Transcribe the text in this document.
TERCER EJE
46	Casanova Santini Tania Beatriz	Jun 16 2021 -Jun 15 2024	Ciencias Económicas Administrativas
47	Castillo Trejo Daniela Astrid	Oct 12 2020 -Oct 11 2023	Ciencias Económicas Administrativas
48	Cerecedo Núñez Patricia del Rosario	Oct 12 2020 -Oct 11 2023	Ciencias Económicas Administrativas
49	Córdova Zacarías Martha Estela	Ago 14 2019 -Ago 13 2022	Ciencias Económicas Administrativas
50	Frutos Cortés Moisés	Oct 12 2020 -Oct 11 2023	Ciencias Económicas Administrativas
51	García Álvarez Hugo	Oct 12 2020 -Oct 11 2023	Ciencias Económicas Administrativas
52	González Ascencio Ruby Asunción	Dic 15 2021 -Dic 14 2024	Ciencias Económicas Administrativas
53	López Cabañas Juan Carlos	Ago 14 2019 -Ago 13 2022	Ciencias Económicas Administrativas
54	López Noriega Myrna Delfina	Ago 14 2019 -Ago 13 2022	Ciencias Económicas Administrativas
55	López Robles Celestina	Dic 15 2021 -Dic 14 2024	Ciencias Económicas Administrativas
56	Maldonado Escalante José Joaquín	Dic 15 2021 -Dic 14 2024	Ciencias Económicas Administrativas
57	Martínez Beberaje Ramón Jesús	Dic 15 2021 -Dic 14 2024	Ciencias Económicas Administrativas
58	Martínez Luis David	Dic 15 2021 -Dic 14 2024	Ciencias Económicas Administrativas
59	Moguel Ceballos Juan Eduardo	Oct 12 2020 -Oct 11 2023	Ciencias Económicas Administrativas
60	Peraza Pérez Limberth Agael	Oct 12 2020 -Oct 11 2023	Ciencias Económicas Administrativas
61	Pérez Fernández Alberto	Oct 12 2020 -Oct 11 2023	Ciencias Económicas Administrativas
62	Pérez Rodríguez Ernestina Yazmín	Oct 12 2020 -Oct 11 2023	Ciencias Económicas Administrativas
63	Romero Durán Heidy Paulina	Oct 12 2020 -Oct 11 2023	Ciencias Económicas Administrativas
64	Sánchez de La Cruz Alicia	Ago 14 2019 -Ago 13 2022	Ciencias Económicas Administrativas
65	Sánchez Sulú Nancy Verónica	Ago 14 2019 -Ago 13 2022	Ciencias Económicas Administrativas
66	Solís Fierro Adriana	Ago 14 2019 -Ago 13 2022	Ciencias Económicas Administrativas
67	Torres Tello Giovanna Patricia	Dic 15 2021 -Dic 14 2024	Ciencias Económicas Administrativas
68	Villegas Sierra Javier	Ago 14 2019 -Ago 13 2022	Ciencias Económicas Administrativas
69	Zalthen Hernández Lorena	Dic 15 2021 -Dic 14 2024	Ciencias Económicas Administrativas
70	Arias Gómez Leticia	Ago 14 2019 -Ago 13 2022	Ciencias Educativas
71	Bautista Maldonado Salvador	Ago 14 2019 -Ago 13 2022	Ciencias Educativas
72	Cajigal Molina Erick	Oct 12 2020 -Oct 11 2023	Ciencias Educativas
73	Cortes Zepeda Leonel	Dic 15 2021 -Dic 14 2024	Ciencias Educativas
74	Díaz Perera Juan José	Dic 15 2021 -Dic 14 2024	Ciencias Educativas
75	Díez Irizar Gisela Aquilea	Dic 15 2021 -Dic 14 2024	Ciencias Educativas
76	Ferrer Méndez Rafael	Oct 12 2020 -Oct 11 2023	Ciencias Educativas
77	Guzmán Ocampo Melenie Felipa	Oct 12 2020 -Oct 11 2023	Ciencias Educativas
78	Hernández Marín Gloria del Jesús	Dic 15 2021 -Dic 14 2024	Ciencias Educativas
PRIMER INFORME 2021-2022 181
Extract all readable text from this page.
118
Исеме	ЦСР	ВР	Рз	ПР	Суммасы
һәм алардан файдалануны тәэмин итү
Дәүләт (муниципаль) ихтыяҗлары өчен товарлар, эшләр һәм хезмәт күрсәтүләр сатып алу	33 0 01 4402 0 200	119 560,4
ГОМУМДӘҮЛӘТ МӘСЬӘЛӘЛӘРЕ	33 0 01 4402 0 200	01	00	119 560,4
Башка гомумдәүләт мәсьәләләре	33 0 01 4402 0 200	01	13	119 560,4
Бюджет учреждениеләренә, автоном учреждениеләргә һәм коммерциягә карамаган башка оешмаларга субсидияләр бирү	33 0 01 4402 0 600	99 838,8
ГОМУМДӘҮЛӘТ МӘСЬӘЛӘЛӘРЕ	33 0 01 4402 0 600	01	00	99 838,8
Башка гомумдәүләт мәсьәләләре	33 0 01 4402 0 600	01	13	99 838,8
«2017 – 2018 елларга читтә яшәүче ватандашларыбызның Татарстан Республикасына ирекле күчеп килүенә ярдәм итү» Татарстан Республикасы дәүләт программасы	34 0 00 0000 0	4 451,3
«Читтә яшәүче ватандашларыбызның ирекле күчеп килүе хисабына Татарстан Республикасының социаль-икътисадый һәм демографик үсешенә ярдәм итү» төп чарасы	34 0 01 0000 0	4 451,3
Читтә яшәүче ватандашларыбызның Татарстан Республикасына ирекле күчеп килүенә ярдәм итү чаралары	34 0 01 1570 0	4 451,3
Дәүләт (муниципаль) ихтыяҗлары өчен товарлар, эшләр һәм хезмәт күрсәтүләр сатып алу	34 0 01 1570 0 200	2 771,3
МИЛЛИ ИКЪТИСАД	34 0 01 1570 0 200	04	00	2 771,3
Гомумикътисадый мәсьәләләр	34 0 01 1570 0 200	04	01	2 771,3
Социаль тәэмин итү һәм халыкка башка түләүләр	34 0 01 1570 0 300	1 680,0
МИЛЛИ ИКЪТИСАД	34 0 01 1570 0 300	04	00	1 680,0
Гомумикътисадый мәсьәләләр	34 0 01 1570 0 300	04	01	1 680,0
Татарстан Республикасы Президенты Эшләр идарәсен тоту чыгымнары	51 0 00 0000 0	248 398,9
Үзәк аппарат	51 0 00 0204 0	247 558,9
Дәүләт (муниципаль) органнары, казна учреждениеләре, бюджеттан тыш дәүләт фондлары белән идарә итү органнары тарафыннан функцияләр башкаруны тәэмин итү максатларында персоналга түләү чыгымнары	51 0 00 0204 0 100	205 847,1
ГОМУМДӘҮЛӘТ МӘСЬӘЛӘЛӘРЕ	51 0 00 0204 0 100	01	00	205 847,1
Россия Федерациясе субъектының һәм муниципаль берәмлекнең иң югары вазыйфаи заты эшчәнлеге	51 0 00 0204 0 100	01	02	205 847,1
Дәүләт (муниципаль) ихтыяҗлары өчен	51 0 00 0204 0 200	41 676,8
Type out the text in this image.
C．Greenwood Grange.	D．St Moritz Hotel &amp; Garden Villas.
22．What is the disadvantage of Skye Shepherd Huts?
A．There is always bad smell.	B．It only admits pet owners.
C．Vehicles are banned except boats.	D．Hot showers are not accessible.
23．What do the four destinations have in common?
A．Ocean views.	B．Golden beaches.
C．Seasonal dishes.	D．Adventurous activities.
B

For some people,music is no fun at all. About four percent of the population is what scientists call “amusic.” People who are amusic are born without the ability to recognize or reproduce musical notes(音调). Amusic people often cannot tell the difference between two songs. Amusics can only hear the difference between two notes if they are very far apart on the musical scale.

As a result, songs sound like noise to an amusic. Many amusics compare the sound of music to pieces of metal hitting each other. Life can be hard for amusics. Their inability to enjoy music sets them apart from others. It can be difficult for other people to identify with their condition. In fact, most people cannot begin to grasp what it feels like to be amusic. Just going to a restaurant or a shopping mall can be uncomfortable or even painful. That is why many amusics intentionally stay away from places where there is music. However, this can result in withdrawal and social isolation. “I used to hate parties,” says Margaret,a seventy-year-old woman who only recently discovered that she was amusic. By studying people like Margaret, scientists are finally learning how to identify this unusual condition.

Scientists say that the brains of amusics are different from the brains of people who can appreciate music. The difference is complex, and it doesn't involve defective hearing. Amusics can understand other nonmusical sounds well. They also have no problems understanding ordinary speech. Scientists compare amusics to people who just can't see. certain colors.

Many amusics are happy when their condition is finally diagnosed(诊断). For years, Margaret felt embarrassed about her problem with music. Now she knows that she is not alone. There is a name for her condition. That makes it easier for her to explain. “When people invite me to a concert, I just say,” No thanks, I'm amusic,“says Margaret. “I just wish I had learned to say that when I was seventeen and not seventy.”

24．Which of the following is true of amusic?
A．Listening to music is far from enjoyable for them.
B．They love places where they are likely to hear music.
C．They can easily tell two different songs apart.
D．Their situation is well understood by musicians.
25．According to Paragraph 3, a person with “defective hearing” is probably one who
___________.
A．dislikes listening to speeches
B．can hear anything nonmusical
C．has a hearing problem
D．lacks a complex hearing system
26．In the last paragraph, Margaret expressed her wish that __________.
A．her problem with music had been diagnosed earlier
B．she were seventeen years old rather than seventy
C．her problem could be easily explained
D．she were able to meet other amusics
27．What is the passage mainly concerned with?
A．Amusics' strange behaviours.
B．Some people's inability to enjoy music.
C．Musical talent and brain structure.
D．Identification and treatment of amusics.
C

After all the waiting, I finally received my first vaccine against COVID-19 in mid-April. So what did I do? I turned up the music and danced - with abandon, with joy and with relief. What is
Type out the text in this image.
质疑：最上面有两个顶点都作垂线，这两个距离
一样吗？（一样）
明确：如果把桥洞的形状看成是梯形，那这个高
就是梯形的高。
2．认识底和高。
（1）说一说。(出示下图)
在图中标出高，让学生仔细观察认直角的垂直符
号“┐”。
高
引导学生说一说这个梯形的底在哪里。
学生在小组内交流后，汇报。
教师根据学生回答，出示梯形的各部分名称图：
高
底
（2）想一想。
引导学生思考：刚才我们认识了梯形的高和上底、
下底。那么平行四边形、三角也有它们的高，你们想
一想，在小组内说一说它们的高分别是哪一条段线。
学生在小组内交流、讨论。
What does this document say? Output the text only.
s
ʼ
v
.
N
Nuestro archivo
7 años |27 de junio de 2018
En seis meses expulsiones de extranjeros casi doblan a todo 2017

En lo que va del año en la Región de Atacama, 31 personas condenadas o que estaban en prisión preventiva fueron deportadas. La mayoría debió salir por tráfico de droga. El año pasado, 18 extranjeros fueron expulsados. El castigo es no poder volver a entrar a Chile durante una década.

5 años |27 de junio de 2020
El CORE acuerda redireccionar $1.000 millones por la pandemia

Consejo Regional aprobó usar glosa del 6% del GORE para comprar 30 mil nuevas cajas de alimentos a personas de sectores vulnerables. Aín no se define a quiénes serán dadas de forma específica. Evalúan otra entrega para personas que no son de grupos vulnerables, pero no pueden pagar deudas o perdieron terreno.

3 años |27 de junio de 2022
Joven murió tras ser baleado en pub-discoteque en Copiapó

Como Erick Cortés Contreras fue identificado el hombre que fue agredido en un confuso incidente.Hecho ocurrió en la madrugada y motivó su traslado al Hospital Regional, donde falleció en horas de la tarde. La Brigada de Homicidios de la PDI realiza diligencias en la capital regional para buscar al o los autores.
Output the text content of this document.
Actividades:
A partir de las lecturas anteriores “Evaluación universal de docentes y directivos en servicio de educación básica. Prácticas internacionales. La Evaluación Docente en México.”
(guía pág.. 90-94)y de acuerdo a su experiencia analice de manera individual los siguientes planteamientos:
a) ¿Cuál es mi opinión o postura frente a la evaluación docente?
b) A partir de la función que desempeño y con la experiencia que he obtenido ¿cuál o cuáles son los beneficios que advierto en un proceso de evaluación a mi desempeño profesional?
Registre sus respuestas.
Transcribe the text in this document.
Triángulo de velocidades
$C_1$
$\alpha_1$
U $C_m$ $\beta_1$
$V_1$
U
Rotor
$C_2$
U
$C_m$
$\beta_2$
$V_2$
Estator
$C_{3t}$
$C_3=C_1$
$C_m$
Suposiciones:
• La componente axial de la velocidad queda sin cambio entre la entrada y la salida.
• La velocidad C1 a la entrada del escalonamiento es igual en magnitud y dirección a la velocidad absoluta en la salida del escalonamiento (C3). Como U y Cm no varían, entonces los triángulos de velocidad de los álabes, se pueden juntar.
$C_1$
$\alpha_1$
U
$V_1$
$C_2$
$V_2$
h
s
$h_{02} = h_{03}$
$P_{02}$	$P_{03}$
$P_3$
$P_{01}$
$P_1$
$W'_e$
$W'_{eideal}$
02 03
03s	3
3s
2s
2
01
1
- - - - -
§ **TASK TO COMPLETE**: Identify each line in the records above containing the word "different"; copy those lines.

§ **SOLUTION**:
Scientists say that the brains of amusics are different from the brains of people who can appreciate music. The difference is complex, and it doesn't involve defective hearing. Amusics can understand other nonmusical sounds well. They also have no problems understanding ordinary speech. Scientists compare amusics to people who just can't see. certain colors.
C．They can easily tell two different songs apart.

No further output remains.